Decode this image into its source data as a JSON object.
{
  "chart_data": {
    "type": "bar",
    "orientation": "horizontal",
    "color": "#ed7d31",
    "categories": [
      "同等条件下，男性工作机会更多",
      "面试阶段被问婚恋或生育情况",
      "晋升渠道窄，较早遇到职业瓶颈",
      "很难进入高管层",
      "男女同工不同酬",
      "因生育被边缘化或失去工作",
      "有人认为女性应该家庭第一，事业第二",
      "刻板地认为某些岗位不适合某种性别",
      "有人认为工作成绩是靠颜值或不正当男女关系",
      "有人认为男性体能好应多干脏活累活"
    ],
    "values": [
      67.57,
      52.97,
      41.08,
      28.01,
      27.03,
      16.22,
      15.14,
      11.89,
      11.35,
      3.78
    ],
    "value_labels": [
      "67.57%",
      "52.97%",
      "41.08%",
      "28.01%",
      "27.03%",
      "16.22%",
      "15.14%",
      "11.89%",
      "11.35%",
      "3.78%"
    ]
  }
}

*Exercise goal*.
Set down all of the entries exactly, please.

*Output of the exercise*.
Decode this image into its source data as a JSON object.
{
  "chart_data": {
    "type": "bar",
    "orientation": "horizontal",
    "color": "#ed7d31",
    "categories": [
      "同等条件下，男性工作机会更多",
      "面试阶段被问婚恋或生育情况",
      "晋升渠道窄，较早遇到职业瓶颈",
      "很难进入高管层",
      "男女同工不同酬",
      "因生育被边缘化或失去工作",
      "有人认为女性应该家庭第一，事业第二",
      "刻板地认为某些岗位不适合某种性别",
      "有人认为工作成绩是靠颜值或不正当男女关系",
      "有人认为男性体能好应多干脏活累活"
    ],
    "values": [
      67.57,
      52.97,
      41.08,
      28.01,
      27.03,
      16.22,
      15.14,
      11.89,
      11.35,
      3.78
    ],
    "value_labels": [
      "67.57%",
      "52.97%",
      "41.08%",
      "28.01%",
      "27.03%",
      "16.22%",
      "15.14%",
      "11.89%",
      "11.35%",
      "3.78%"
    ]
  }
}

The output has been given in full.